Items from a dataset
#####
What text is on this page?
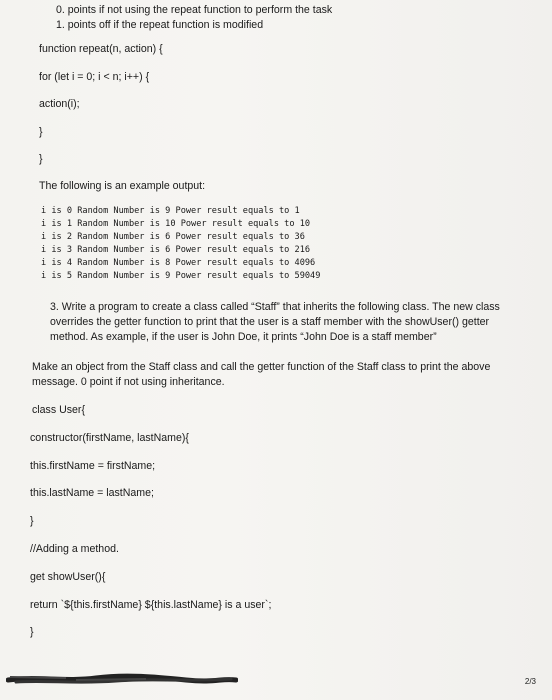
0. points if not using the repeat function to perform the task
1. points off if the repeat function is modified
function repeat(n, action) {
for (let i = 0; i < n; i++) {
action(i);
}
}
The following is an example output:
i is 0 Random Number is 9 Power result equals to 1
i is 1 Random Number is 10 Power result equals to 10
i is 2 Random Number is 6 Power result equals to 36
i is 3 Random Number is 6 Power result equals to 216
i is 4 Random Number is 8 Power result equals to 4096
i is 5 Random Number is 9 Power result equals to 59049
3. Write a program to create a class called “Staff” that inherits the following class. The new class overrides the getter function to print that the user is a staff member with the showUser() getter method. As example, if the user is John Doe, it prints “John Doe is a staff member”
Make an object from the Staff class and call the getter function of the Staff class to print the above message. 0 point if not using inheritance.
class User{
constructor(firstName, lastName){
this.firstName = firstName;
this.lastName = lastName;
}
//Adding a method.
get showUser(){
return `${this.firstName} ${this.lastName} is a user`;
}
2/3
#####
### WHAT YOU NEED TO DO
Show each line of the listing that holds the string "repeat".

### ANSWER FOR THIS EXERCISE
0. points if not using the repeat function to perform the task
1. points off if the repeat function is modified
function repeat(n, action) {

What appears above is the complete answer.